---- Material for the task

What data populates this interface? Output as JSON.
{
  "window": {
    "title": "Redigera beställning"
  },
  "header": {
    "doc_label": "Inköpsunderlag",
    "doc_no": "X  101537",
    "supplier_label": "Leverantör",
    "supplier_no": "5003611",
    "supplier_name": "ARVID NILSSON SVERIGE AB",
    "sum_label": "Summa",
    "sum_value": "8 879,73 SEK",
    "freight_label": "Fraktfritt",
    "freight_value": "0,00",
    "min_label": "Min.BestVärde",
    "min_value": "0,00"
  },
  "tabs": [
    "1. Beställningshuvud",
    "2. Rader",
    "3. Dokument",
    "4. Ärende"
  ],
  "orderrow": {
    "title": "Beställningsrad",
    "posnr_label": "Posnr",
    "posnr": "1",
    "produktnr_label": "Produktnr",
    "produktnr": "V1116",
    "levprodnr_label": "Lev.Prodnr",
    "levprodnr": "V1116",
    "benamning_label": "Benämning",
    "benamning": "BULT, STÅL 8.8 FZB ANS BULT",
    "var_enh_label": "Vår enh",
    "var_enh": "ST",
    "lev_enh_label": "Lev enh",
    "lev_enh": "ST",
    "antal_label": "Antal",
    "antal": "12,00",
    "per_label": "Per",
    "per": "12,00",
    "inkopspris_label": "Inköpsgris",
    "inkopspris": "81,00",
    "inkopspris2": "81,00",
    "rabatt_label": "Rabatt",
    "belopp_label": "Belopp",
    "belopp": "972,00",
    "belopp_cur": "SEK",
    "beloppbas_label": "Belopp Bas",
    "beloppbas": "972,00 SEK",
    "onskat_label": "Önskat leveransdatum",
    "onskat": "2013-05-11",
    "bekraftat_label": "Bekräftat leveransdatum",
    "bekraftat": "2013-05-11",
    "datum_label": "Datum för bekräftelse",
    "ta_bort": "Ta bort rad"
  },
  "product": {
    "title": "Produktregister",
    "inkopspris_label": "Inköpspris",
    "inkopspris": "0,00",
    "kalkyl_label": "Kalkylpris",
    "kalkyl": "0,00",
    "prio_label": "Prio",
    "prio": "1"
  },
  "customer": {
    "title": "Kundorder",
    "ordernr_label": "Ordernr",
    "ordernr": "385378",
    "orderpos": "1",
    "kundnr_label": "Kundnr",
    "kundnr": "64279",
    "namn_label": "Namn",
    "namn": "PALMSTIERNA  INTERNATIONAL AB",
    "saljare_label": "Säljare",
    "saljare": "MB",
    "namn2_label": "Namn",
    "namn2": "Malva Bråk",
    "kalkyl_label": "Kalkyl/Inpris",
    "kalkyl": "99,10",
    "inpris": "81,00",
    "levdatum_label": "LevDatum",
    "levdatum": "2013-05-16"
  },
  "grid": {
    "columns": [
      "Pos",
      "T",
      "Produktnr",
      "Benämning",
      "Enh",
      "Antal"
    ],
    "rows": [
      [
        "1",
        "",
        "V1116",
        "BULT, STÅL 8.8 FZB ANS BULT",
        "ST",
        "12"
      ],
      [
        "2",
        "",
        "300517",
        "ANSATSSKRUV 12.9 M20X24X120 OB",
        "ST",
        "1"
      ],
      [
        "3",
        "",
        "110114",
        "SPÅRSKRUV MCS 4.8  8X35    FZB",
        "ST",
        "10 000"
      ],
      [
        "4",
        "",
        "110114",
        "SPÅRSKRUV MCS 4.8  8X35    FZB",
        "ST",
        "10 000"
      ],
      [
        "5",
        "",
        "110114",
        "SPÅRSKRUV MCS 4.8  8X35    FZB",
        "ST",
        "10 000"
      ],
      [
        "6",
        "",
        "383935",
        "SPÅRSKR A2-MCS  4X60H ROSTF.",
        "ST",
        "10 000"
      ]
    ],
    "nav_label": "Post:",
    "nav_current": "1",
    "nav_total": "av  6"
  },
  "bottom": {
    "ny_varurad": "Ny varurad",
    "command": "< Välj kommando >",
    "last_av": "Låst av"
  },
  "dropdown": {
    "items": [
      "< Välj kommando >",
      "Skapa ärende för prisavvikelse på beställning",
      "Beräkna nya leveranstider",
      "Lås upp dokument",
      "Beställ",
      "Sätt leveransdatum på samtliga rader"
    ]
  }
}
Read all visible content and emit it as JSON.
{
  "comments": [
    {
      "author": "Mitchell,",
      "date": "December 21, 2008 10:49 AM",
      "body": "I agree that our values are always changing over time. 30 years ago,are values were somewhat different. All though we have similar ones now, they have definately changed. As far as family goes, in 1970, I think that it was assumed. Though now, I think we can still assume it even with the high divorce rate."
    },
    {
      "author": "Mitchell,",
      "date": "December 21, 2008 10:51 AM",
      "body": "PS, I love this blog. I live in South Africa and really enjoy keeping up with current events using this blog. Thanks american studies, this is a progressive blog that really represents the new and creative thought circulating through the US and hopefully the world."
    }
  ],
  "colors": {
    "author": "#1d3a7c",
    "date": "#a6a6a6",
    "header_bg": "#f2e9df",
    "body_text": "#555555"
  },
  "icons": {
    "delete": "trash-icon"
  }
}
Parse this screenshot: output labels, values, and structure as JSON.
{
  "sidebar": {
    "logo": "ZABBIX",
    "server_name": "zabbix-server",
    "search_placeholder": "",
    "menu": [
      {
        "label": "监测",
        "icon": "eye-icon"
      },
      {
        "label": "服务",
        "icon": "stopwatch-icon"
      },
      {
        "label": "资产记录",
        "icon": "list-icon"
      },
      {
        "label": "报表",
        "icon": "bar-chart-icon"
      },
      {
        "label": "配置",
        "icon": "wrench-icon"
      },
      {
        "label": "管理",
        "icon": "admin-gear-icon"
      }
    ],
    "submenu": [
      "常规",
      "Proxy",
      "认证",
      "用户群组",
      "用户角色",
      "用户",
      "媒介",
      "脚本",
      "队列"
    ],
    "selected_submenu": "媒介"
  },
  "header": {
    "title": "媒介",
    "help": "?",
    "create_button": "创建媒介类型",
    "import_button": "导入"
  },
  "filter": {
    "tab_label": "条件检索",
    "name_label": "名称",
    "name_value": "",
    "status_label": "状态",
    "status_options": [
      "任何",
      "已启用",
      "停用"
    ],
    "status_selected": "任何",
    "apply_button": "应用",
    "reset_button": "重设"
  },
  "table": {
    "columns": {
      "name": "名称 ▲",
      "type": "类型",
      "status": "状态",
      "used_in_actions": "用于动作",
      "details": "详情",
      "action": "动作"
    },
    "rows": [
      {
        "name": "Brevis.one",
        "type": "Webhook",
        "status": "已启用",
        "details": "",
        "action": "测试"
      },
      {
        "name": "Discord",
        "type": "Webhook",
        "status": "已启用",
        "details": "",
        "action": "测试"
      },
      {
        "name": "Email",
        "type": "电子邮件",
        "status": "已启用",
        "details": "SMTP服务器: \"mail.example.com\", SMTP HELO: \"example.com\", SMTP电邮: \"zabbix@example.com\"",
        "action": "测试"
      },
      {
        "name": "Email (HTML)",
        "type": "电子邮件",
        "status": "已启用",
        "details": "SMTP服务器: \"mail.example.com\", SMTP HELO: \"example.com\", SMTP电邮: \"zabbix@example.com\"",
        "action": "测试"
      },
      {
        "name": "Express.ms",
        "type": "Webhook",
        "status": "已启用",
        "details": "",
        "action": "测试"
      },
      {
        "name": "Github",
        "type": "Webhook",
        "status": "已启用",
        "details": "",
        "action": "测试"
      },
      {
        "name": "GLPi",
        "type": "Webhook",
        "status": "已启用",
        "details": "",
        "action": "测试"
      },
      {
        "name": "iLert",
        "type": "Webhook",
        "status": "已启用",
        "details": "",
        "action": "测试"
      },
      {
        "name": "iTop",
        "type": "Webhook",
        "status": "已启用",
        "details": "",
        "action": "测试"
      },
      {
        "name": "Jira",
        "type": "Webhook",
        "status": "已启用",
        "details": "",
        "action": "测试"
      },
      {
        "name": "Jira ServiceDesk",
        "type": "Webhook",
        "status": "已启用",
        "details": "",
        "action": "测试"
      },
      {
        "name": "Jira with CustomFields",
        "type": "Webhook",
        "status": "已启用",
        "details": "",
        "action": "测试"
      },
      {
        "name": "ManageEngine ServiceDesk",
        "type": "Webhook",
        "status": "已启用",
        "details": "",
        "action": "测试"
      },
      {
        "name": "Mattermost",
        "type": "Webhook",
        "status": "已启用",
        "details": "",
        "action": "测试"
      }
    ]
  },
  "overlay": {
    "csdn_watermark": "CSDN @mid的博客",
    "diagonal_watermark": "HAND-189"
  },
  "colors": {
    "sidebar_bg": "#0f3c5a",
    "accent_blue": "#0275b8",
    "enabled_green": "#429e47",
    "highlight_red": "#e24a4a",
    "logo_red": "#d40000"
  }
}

--------

## Exercise aim
In the entries above, some lines may contain the string "values"; report how many, without additional comment.

## Expected answer
2